For each line that holds "JSON", copy the line out.
● ● ●
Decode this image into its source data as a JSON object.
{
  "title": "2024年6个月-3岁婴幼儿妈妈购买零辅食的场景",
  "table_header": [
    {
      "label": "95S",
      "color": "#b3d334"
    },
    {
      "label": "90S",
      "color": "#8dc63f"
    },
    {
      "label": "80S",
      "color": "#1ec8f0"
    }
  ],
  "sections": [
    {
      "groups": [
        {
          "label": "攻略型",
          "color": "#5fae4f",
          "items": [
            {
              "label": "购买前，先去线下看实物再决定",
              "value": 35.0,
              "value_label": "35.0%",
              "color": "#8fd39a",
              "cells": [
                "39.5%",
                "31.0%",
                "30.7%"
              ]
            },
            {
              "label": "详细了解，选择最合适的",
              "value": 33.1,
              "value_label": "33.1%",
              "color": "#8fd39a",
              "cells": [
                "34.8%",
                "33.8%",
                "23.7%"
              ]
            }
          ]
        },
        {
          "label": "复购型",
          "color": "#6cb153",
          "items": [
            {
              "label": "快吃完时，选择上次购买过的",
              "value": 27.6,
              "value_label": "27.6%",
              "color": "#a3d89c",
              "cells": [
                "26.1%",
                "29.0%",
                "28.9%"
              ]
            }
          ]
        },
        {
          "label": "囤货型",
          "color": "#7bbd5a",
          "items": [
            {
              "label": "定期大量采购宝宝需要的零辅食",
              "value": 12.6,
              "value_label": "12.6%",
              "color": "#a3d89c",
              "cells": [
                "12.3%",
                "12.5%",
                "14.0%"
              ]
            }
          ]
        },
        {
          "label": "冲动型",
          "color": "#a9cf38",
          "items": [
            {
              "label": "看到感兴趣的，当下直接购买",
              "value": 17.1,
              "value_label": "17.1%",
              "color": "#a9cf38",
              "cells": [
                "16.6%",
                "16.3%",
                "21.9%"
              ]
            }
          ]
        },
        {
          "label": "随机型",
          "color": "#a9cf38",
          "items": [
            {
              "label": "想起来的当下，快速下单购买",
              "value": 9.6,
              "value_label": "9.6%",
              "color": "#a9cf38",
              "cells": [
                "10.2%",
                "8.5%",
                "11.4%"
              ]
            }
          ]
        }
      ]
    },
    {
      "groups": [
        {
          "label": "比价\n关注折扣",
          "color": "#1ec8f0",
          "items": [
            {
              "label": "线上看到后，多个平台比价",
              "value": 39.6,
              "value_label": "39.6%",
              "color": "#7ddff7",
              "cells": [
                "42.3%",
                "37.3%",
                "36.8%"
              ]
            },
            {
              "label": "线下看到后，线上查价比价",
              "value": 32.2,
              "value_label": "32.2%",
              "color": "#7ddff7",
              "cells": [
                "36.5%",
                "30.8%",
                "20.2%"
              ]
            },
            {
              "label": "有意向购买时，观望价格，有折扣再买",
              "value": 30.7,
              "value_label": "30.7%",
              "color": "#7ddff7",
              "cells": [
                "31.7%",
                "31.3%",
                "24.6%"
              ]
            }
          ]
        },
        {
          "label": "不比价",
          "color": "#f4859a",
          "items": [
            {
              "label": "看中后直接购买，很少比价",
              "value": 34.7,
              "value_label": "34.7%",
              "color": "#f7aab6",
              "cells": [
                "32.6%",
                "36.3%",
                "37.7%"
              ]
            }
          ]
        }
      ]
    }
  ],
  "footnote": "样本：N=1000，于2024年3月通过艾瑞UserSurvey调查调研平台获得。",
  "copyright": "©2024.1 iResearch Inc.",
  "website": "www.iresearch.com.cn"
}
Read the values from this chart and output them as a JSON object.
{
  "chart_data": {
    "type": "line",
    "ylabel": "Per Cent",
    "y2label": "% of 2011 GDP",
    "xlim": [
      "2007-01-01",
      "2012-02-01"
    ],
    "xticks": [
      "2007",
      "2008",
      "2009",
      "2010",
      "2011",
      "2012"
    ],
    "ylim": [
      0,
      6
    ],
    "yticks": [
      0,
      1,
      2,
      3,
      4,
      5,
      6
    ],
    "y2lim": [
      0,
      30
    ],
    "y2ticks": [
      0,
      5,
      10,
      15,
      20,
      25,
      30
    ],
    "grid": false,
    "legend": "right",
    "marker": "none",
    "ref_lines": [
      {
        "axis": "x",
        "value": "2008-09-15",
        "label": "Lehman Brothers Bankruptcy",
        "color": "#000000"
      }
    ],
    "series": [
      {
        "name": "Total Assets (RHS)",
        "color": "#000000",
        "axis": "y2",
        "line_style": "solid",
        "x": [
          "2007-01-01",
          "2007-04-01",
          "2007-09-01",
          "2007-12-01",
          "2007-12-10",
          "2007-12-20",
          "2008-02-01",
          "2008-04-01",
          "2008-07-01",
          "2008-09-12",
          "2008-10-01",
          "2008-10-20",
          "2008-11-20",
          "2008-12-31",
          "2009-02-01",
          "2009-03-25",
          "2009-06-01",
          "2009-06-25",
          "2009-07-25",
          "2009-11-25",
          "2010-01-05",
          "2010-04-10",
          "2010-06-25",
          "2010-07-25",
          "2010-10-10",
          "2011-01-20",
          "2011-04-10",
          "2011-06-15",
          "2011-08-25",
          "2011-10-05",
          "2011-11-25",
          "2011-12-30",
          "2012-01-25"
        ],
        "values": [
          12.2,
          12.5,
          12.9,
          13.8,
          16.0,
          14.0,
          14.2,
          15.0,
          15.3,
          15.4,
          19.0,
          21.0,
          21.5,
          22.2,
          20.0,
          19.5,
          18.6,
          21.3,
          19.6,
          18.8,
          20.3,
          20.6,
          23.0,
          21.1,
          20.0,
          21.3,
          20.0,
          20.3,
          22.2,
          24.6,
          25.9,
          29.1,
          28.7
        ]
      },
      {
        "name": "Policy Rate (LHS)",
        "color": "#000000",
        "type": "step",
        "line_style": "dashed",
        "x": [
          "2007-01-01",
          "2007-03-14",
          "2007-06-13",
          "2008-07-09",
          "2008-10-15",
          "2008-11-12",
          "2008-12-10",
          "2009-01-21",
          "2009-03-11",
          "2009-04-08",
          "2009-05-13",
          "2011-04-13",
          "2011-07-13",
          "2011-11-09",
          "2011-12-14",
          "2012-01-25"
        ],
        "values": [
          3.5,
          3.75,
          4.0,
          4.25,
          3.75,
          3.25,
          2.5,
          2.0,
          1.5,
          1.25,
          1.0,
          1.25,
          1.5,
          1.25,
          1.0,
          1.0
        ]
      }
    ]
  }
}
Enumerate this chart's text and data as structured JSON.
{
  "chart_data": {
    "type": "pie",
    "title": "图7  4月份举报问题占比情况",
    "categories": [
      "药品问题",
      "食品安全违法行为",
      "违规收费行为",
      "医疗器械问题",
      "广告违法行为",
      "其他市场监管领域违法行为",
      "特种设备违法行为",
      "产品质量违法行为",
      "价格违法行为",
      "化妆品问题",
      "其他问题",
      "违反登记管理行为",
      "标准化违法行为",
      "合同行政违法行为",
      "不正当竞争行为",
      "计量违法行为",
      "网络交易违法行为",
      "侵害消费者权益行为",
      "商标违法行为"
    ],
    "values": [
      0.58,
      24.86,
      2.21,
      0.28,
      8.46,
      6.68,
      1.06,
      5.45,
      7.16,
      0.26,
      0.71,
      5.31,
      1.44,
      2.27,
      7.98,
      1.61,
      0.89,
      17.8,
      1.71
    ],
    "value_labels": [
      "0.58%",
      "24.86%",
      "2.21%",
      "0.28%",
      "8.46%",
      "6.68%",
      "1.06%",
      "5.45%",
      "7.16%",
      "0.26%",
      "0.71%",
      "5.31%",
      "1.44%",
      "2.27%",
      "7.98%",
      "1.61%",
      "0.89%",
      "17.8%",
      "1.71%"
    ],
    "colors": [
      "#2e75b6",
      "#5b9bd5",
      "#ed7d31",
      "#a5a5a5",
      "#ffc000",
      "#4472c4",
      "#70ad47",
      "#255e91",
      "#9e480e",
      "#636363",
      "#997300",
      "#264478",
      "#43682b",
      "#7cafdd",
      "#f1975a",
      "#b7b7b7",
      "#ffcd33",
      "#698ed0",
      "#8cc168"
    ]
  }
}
● ● ●
## THE COMPLETED TASK:
Decode this image into its source data as a JSON object.
Read the values from this chart and output them as a JSON object.
Enumerate this chart's text and data as structured JSON.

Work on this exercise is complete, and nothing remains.